# [Problem to work on]
Present every line in which the string "Private" appears.

-*-

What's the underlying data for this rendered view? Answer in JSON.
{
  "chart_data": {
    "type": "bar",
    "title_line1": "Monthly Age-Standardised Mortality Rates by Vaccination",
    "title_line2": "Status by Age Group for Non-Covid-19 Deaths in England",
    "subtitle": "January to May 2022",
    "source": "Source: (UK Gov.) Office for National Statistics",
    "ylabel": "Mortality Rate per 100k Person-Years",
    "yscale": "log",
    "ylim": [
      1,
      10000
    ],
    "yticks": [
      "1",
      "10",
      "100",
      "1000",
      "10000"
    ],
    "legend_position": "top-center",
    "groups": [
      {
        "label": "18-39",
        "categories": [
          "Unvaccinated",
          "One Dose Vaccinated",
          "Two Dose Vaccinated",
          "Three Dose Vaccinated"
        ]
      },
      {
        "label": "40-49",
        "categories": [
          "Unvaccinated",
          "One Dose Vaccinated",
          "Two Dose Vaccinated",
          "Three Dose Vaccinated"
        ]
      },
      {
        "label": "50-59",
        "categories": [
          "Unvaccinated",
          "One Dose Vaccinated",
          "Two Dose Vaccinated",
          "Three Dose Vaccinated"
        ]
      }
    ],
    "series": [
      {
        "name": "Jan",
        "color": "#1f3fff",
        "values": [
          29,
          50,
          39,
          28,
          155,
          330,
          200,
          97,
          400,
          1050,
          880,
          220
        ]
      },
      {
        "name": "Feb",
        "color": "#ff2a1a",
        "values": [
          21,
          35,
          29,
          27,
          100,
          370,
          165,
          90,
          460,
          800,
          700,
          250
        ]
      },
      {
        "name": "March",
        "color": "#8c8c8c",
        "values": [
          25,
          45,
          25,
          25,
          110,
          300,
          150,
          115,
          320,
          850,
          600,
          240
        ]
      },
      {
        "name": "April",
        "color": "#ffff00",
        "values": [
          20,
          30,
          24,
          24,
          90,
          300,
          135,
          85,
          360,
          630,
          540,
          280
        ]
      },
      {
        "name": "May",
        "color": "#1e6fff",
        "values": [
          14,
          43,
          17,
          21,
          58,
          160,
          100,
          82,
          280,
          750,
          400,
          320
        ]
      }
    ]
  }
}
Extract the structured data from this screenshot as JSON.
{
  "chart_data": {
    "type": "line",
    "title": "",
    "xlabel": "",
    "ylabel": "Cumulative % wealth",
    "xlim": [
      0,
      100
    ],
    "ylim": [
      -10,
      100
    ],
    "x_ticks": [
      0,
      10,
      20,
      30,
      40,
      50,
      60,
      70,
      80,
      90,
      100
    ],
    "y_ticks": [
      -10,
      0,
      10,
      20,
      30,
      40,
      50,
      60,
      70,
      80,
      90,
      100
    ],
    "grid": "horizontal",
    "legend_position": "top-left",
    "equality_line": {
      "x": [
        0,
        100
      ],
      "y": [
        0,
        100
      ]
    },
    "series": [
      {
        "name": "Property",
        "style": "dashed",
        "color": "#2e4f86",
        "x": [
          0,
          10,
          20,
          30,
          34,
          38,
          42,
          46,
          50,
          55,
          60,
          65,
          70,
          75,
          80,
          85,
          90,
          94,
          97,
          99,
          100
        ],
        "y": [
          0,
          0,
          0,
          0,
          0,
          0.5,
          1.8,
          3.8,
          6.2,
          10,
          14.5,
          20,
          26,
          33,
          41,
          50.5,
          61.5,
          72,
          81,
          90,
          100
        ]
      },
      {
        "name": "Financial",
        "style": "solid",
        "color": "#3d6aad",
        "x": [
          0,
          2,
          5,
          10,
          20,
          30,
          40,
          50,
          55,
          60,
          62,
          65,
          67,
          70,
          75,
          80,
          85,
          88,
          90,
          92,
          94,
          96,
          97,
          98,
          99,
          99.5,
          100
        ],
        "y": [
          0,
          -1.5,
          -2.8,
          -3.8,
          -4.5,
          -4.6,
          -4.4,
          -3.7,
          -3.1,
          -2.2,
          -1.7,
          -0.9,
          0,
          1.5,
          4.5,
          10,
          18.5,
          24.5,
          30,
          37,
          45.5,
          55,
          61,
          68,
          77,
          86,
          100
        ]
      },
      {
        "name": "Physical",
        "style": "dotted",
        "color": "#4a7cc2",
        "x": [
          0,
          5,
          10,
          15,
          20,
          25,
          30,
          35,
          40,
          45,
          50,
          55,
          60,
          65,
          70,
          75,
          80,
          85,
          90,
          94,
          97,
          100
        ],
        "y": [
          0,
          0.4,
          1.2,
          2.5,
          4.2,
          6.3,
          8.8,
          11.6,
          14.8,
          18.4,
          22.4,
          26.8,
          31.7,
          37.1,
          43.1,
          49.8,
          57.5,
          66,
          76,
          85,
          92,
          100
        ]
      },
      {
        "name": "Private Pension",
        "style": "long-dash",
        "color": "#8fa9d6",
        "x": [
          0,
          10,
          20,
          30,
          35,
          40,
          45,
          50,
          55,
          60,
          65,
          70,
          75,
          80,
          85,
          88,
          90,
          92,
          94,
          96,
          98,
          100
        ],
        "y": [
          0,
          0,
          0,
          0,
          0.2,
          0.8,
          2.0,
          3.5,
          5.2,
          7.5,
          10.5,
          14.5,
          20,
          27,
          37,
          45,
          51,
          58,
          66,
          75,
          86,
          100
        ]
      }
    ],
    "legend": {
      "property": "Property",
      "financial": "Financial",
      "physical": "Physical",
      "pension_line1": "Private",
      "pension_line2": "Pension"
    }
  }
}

-*-

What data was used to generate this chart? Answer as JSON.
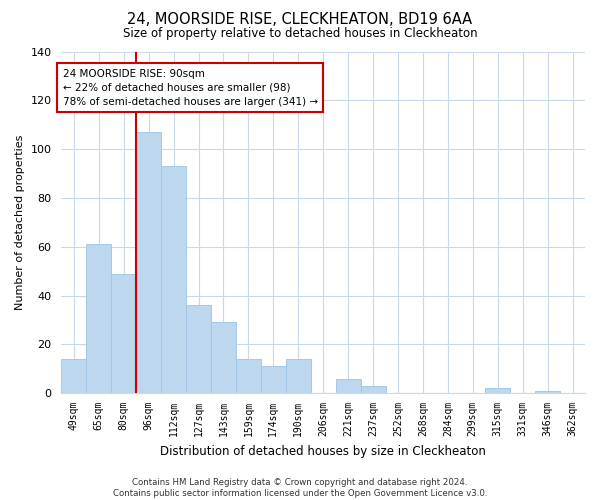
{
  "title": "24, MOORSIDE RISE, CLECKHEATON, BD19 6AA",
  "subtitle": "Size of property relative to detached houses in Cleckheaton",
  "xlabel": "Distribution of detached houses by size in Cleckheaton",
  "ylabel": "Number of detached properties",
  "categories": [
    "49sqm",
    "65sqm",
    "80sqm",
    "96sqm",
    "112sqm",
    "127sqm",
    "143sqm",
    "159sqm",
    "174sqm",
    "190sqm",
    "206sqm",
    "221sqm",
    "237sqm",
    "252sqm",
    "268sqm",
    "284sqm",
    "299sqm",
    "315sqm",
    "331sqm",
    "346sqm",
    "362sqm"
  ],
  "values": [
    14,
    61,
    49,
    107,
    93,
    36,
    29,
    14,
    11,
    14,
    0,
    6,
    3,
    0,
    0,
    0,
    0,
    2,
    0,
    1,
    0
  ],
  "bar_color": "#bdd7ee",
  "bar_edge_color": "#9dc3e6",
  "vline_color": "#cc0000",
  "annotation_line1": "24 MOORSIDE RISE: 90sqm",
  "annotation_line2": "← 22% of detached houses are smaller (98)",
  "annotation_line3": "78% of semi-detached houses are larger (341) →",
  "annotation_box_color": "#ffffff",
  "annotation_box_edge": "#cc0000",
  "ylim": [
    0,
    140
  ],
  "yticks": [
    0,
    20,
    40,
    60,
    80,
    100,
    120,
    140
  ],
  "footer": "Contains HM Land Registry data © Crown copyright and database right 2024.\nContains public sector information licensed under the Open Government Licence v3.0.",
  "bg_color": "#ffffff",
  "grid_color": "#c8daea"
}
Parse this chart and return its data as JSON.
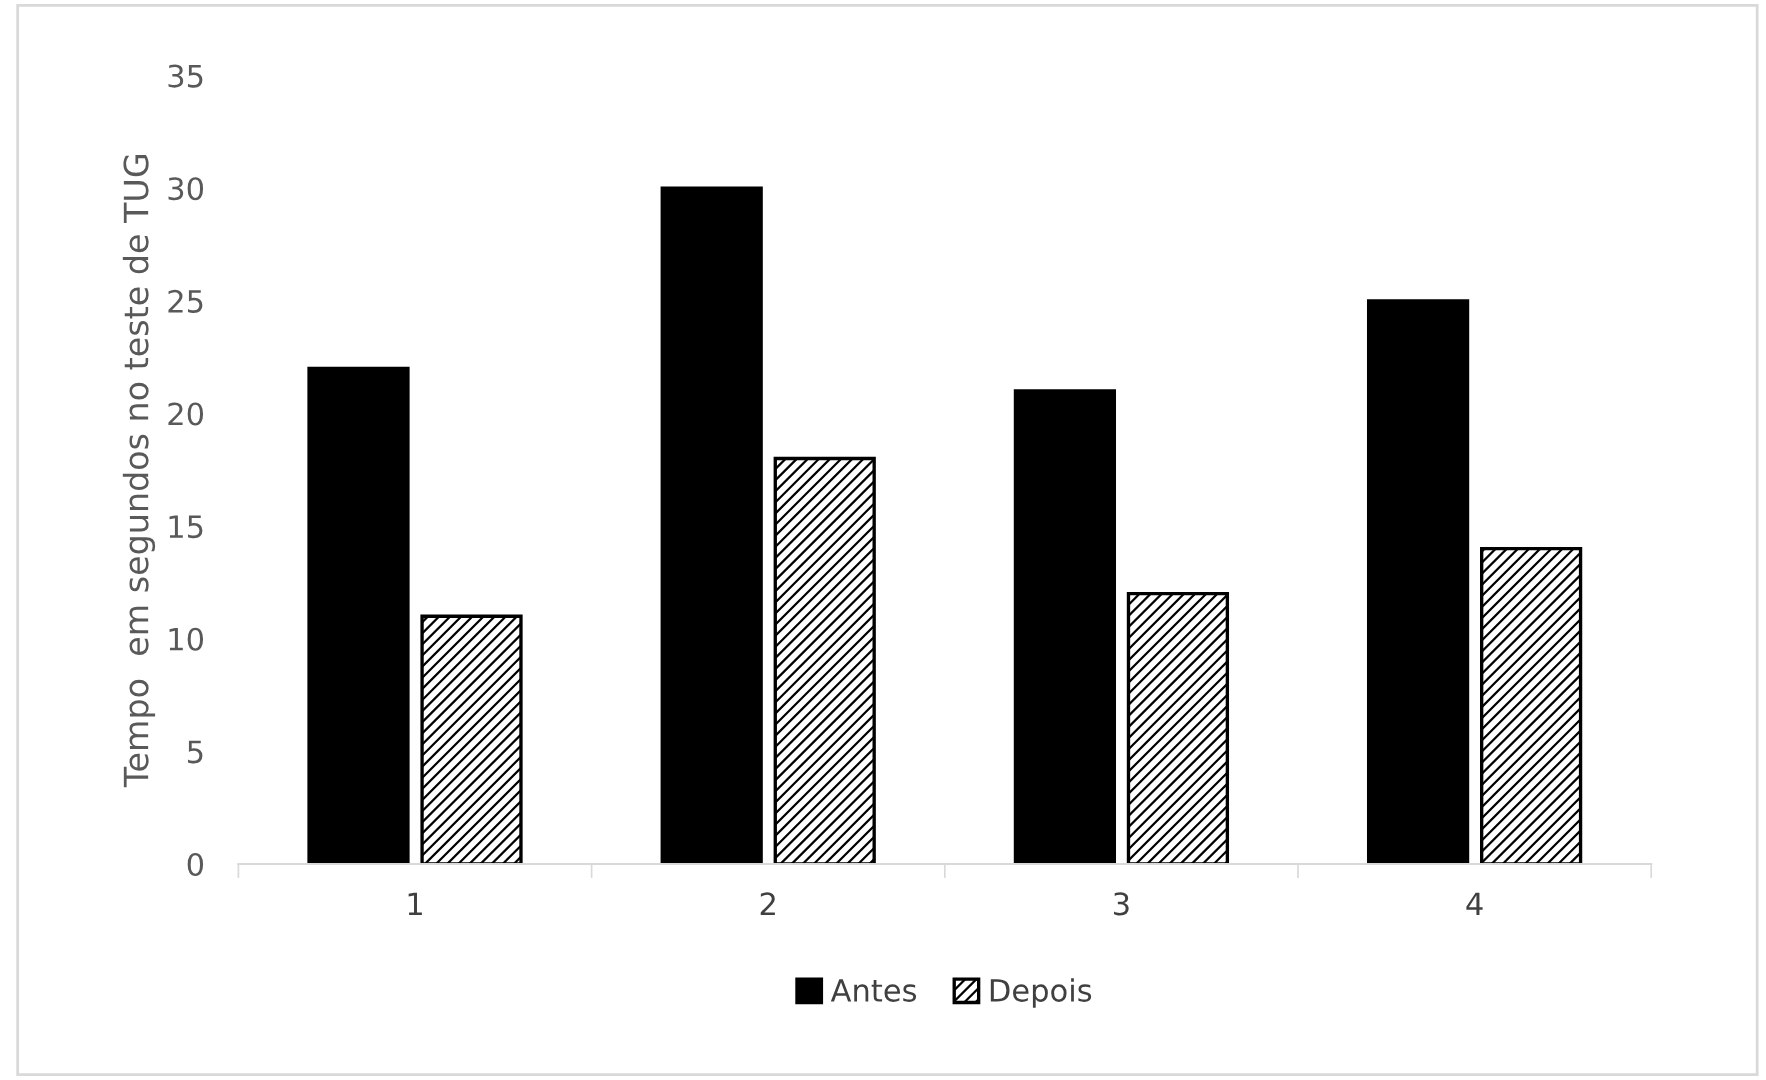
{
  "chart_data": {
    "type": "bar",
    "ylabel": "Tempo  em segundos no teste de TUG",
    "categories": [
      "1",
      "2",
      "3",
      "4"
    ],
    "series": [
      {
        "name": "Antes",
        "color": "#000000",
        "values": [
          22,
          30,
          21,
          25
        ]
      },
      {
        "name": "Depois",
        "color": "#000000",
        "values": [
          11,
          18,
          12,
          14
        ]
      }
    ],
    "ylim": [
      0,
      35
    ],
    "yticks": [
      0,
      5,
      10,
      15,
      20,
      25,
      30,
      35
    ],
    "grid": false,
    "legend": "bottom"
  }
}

-*-

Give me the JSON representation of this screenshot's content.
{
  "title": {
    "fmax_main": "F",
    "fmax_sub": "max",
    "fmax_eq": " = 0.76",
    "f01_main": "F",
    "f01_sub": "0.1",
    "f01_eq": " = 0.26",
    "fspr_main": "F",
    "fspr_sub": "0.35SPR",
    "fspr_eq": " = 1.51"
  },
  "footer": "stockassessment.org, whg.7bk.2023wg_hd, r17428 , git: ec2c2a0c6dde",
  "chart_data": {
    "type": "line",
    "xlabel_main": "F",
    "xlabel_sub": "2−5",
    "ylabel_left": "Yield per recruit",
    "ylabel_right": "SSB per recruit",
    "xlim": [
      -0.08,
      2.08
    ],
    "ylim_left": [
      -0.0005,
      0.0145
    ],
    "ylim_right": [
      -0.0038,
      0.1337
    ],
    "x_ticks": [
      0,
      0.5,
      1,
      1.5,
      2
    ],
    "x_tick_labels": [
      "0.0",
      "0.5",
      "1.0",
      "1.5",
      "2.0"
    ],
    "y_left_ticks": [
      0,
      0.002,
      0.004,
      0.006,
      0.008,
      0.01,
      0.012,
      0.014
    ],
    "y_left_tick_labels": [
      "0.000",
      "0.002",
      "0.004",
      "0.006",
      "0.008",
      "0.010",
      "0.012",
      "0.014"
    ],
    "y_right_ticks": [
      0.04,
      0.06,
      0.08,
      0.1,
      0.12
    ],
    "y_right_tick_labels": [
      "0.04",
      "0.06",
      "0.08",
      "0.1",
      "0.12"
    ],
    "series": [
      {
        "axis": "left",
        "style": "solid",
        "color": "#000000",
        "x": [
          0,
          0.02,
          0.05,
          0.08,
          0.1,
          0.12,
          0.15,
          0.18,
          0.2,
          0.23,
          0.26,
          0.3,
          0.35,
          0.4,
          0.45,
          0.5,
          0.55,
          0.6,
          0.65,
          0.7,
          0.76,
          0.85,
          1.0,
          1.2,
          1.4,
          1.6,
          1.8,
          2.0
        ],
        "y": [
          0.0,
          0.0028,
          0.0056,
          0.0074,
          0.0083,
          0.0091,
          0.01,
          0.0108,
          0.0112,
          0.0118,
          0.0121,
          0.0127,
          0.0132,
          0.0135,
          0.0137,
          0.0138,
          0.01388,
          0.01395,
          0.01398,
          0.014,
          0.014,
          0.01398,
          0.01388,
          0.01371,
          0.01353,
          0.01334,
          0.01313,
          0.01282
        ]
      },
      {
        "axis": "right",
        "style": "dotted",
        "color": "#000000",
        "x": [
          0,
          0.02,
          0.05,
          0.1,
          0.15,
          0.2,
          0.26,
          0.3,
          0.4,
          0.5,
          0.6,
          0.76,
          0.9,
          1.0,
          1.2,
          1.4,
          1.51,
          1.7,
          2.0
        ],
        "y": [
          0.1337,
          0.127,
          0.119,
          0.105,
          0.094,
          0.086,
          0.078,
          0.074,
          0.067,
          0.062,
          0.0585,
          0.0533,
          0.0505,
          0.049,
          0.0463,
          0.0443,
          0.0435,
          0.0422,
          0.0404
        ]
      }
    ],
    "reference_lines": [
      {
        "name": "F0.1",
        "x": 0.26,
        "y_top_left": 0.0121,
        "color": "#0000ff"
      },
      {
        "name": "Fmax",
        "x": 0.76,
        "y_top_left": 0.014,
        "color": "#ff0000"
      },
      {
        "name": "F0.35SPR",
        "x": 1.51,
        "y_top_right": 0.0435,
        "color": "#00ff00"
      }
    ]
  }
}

-*-

# [Written solution]
        "name": "Private Pension",
      "pension_line1": "Private",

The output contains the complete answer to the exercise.